» **TASK INSTRUCTIONS**
Take the line that contains "What data populates" and all lines after it, up to and including the last line of the data, and write them out exactly; nothing else belongs in the answer.

== == ==

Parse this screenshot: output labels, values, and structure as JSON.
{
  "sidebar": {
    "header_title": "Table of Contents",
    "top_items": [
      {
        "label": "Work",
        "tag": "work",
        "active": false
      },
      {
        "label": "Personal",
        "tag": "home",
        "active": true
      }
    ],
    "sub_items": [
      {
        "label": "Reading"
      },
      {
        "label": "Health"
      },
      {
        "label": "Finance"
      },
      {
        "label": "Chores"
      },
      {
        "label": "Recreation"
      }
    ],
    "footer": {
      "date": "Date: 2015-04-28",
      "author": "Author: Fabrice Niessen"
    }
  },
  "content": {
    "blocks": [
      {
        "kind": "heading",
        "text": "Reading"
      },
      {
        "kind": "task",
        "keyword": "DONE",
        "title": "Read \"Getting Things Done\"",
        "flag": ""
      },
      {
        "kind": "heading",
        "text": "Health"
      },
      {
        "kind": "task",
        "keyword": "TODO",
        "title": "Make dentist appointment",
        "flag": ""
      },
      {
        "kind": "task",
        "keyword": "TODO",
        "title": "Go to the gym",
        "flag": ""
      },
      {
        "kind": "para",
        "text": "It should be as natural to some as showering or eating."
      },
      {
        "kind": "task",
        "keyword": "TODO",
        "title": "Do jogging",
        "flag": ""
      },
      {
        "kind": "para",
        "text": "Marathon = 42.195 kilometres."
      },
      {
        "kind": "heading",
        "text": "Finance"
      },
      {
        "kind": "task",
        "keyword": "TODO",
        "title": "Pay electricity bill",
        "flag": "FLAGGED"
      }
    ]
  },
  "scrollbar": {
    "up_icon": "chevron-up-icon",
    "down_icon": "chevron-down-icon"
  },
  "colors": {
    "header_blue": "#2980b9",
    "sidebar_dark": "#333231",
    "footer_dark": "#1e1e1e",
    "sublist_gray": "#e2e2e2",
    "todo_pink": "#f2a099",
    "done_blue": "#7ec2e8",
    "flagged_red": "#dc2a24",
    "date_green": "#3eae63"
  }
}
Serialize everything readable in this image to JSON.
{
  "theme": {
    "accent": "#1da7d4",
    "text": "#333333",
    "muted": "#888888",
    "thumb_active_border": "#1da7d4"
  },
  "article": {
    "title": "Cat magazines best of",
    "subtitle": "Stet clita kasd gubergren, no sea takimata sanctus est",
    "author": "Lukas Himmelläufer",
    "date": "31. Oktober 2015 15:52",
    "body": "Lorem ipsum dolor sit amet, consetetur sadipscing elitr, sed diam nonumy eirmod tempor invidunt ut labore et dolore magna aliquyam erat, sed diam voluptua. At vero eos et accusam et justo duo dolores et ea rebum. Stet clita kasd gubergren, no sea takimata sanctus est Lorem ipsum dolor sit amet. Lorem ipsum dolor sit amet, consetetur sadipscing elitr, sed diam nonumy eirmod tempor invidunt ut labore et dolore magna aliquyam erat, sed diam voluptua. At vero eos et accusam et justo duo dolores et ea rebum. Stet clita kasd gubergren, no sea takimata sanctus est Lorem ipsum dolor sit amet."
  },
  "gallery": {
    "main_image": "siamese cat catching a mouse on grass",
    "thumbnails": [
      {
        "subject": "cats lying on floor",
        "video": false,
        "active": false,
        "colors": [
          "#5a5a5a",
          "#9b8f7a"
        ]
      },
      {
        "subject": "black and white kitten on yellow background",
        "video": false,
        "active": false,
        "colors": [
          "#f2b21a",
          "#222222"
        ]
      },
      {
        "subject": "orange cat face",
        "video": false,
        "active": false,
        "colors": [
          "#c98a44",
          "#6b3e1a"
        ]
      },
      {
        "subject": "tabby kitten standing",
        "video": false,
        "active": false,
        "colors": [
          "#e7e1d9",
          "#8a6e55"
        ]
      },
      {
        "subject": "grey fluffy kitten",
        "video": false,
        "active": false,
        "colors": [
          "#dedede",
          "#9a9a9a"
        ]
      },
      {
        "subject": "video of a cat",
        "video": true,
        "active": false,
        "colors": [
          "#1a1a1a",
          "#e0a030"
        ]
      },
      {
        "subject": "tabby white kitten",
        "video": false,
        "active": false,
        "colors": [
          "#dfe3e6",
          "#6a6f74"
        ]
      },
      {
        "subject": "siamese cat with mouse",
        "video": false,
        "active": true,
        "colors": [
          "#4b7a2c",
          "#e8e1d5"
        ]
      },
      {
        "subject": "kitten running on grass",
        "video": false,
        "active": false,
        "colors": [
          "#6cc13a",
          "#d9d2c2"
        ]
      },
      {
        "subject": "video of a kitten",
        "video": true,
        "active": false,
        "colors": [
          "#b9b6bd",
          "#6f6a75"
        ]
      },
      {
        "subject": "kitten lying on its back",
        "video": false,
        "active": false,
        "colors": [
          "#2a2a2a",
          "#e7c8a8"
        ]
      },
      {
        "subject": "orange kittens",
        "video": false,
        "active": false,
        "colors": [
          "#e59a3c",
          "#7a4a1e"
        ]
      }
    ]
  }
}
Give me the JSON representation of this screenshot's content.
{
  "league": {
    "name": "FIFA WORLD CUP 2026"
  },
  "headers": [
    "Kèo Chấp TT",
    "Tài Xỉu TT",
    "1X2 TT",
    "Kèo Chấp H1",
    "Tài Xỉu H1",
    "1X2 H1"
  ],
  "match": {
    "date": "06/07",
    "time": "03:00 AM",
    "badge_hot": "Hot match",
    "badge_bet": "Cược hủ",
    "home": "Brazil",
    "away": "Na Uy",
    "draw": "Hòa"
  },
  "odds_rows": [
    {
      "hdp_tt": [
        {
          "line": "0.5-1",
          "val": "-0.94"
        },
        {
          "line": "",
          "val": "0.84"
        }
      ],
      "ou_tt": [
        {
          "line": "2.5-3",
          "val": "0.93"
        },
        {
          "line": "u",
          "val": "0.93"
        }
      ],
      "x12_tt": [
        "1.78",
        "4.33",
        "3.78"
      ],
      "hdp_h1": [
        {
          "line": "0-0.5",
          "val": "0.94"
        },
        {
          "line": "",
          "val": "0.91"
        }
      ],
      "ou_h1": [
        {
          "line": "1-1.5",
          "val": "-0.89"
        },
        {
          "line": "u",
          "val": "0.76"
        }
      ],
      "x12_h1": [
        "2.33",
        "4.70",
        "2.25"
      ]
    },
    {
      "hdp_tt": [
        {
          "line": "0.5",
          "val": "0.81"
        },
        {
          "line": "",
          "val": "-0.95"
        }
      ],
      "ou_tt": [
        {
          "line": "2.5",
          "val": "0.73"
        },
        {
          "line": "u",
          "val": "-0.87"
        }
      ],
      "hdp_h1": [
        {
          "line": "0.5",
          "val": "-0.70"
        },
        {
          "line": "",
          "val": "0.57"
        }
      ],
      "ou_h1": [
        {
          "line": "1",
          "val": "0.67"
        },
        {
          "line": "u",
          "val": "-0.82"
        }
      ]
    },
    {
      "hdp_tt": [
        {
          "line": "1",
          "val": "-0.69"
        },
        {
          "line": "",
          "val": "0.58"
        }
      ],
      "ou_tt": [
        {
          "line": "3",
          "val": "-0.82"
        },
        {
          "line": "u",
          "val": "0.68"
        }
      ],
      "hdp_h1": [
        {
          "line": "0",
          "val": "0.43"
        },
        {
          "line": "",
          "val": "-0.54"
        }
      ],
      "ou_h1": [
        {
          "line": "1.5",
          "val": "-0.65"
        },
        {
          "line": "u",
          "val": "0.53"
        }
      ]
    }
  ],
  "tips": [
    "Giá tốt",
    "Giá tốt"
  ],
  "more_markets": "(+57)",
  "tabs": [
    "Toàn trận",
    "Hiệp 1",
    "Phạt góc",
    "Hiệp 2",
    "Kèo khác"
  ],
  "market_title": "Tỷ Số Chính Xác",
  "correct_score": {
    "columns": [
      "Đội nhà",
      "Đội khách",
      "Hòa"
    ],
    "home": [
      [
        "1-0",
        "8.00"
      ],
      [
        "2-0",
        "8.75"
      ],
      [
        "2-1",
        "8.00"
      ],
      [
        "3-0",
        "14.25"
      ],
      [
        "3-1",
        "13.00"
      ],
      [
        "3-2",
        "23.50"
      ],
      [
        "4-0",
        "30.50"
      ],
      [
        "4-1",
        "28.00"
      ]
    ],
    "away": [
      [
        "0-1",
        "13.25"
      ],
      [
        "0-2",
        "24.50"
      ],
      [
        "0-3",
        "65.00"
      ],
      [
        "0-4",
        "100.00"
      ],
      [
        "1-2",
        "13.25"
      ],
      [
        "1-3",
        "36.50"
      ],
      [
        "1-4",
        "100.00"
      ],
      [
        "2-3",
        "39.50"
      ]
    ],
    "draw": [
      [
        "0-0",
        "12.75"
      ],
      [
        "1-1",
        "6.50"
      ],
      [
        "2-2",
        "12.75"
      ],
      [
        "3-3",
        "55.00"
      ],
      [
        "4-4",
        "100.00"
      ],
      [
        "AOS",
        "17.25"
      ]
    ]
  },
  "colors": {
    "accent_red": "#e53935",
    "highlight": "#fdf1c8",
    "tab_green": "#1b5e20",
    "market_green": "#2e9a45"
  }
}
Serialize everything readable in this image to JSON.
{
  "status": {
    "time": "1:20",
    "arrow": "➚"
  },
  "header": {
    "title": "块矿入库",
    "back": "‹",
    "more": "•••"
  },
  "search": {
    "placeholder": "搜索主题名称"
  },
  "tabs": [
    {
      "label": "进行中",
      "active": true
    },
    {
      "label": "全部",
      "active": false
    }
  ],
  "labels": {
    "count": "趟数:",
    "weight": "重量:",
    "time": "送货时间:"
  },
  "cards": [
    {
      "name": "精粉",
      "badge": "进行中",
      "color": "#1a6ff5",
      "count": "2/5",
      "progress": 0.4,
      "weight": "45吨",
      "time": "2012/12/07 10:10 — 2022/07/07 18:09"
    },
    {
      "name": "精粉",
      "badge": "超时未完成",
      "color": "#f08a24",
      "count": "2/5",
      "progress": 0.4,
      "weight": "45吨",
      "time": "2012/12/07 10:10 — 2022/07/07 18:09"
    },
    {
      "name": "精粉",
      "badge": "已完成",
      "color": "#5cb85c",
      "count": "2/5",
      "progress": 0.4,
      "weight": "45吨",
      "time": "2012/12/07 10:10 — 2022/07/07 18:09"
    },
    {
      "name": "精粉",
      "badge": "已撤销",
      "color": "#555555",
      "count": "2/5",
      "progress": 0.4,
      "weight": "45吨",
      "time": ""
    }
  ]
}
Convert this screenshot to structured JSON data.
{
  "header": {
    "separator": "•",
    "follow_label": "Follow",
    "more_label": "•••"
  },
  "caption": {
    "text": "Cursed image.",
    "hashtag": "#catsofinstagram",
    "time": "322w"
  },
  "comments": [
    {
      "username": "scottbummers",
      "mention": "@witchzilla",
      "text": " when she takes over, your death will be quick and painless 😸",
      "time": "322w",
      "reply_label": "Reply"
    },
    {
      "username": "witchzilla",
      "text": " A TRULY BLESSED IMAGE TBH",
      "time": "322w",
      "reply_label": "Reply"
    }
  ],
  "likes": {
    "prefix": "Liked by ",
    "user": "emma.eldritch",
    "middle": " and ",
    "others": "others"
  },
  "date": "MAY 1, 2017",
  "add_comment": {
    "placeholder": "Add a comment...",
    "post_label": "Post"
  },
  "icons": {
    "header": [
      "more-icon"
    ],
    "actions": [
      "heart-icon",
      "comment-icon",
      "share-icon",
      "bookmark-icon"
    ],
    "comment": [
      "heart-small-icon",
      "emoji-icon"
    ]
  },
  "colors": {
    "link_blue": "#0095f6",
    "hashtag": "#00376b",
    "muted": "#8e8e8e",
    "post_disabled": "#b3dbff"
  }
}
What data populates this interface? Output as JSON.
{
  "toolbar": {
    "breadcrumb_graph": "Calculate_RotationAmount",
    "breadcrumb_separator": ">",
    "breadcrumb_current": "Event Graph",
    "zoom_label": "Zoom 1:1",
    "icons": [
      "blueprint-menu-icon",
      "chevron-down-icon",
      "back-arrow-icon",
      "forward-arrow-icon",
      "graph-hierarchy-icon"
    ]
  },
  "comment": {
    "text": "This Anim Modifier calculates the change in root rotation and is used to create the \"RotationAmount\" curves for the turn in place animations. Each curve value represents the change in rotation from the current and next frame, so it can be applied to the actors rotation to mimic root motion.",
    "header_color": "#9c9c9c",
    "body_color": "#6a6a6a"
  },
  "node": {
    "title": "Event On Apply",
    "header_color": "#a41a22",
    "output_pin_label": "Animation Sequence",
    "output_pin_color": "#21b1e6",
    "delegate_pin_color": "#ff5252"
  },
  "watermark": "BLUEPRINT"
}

== == ==

» **CORRECT RESULT**
What data populates this interface? Output as JSON.
{
  "toolbar": {
    "breadcrumb_graph": "Calculate_RotationAmount",
    "breadcrumb_separator": ">",
    "breadcrumb_current": "Event Graph",
    "zoom_label": "Zoom 1:1",
    "icons": [
      "blueprint-menu-icon",
      "chevron-down-icon",
      "back-arrow-icon",
      "forward-arrow-icon",
      "graph-hierarchy-icon"
    ]
  },
  "comment": {
    "text": "This Anim Modifier calculates the change in root rotation and is used to create the \"RotationAmount\" curves for the turn in place animations. Each curve value represents the change in rotation from the current and next frame, so it can be applied to the actors rotation to mimic root motion.",
    "header_color": "#9c9c9c",
    "body_color": "#6a6a6a"
  },
  "node": {
    "title": "Event On Apply",
    "header_color": "#a41a22",
    "output_pin_label": "Animation Sequence",
    "output_pin_color": "#21b1e6",
    "delegate_pin_color": "#ff5252"
  },
  "watermark": "BLUEPRINT"
}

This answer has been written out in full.